§ **Exercise**
Please find all lines in the data that hold the string "động" and copy them.

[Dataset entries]
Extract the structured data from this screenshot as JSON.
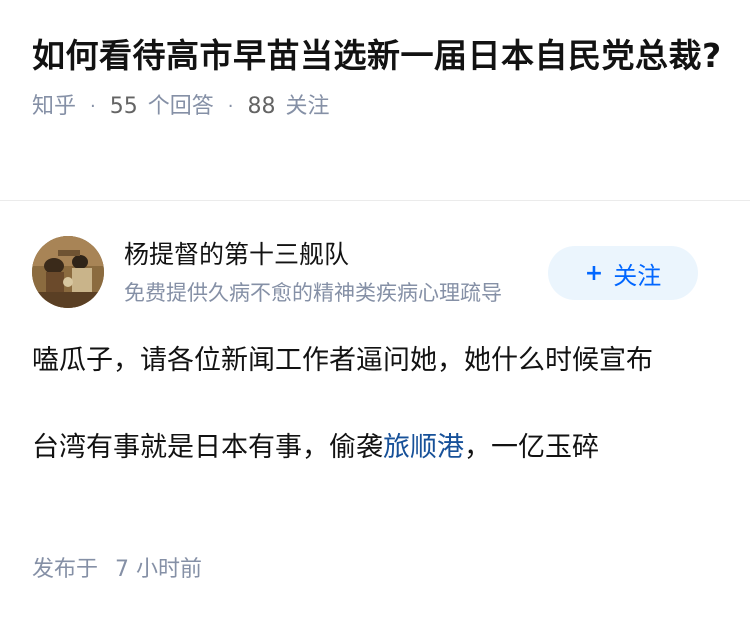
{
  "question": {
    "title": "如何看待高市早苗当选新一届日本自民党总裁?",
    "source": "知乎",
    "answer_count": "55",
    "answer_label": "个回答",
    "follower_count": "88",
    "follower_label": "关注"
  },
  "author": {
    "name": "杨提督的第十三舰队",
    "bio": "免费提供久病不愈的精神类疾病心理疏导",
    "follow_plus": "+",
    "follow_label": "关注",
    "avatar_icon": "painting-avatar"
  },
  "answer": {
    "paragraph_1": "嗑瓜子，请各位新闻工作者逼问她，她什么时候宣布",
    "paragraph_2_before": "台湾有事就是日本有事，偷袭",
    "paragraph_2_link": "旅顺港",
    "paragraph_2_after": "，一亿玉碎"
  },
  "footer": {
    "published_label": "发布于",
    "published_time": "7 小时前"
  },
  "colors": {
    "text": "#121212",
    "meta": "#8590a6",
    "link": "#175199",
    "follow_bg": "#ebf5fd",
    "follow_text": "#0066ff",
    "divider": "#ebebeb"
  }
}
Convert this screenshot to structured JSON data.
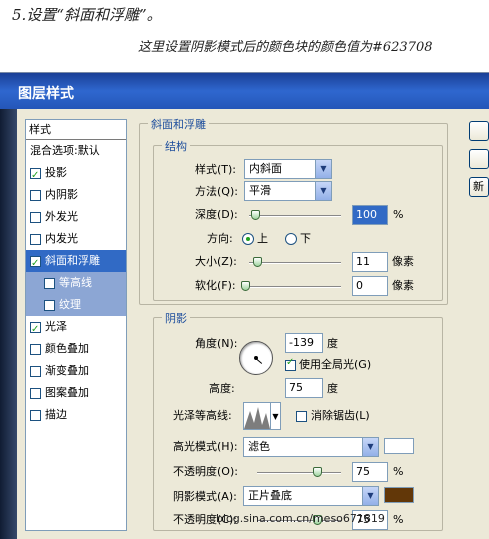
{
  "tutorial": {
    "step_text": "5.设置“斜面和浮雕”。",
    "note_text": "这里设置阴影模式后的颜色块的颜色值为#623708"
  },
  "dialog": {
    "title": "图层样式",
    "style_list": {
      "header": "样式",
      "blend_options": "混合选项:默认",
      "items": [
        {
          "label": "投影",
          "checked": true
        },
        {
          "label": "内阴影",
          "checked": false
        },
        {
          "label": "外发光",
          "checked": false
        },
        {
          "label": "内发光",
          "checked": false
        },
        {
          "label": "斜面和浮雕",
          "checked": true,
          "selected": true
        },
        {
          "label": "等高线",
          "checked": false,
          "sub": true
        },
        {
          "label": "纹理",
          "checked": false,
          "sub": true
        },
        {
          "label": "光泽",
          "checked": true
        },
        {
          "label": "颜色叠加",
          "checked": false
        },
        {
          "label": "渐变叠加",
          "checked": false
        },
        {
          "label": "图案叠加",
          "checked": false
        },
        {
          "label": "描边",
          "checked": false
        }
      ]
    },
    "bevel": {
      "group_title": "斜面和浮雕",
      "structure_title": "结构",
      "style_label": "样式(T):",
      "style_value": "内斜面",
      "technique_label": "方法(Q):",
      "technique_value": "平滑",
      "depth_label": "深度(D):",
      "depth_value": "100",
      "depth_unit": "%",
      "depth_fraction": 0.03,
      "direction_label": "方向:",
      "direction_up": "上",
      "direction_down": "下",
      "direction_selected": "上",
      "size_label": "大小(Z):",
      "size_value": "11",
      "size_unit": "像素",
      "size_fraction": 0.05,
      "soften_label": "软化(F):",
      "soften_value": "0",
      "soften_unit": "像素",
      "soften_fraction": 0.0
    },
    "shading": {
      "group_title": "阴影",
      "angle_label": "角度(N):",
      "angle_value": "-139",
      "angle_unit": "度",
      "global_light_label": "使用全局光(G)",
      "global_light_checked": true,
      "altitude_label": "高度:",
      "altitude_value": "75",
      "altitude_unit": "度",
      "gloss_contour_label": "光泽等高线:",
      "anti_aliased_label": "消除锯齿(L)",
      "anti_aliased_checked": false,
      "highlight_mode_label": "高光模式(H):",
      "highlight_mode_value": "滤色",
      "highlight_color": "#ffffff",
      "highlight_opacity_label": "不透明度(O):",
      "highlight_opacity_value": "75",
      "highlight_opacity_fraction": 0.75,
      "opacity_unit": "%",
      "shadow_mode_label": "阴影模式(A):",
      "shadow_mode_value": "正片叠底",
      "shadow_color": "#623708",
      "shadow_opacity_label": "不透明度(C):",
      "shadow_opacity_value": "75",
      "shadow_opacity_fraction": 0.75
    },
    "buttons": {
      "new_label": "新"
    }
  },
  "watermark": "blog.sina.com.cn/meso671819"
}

==

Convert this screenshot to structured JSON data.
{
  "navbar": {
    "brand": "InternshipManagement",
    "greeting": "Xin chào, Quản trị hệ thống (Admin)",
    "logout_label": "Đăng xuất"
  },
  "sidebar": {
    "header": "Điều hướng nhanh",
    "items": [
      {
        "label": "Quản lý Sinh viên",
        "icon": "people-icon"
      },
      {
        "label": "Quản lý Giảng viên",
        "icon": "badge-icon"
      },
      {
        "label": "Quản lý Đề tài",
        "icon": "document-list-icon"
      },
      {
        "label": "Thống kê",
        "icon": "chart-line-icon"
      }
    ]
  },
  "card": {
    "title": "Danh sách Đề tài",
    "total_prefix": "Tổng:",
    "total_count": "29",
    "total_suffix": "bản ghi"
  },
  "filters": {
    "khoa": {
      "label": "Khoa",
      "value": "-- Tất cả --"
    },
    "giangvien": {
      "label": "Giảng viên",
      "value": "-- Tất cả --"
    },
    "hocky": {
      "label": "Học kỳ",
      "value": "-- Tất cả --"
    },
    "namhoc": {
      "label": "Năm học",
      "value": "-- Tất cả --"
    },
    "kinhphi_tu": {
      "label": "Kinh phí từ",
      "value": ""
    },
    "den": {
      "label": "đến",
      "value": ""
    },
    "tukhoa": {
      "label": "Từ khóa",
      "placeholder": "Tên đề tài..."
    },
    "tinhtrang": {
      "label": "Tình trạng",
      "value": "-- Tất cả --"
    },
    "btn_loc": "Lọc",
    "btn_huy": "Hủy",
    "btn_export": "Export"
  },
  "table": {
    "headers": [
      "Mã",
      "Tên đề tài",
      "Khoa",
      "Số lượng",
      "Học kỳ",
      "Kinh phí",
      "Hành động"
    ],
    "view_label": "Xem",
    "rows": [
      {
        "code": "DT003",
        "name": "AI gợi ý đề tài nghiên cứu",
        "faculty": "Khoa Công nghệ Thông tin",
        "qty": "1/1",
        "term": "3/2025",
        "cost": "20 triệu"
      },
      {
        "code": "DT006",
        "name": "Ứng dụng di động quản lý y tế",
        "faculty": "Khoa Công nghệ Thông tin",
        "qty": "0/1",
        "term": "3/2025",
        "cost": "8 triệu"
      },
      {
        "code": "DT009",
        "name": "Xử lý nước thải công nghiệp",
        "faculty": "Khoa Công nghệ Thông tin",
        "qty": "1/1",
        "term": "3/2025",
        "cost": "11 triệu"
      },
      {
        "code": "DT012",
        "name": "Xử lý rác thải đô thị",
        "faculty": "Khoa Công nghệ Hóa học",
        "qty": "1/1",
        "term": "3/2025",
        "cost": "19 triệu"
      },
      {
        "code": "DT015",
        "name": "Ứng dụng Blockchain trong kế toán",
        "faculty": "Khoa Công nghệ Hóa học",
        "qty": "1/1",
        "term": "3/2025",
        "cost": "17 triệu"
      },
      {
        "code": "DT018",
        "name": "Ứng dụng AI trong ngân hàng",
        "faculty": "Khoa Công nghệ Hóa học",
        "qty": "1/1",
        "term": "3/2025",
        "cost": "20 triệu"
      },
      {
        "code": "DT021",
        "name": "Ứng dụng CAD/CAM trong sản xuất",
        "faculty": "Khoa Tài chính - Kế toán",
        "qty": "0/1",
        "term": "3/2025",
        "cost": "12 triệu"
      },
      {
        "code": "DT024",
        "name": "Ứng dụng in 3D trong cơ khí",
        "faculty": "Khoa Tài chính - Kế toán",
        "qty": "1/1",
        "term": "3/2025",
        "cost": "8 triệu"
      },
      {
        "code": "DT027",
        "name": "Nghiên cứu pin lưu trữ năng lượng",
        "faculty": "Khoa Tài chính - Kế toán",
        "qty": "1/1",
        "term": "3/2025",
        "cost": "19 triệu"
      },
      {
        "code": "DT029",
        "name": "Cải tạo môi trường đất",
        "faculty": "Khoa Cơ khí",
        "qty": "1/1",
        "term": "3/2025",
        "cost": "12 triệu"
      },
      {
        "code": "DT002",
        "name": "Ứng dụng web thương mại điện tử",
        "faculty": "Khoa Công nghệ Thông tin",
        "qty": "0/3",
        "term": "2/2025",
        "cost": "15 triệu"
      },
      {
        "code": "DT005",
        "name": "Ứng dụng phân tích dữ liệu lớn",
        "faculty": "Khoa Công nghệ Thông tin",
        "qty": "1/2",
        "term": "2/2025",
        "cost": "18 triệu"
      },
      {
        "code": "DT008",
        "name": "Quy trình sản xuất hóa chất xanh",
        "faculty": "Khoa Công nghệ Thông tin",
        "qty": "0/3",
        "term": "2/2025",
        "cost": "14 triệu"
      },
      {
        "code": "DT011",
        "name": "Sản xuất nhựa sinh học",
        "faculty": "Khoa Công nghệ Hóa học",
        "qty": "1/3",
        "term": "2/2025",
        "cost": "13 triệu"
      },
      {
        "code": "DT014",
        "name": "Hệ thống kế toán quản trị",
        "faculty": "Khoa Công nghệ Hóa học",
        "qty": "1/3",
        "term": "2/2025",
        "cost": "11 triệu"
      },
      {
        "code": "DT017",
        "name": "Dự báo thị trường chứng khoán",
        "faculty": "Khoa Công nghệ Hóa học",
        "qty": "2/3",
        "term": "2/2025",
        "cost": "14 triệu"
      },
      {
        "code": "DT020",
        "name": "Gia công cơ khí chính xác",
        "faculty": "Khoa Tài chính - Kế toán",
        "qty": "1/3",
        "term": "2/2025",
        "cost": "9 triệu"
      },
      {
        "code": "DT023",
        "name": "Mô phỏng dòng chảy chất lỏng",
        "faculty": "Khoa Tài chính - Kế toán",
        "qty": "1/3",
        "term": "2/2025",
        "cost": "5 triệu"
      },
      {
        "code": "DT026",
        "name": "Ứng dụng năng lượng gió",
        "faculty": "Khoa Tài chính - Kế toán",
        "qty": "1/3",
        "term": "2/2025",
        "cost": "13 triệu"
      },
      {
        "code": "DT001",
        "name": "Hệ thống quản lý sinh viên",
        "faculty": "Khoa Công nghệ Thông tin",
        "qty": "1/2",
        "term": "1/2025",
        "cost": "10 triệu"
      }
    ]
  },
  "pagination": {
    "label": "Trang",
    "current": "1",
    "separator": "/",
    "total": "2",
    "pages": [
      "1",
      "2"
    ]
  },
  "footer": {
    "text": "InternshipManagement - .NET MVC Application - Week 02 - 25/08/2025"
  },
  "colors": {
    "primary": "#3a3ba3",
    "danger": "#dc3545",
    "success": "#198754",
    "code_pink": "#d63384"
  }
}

§ **Exercise answer**
      "Hành động"
        "name": "Ứng dụng di động quản lý y tế",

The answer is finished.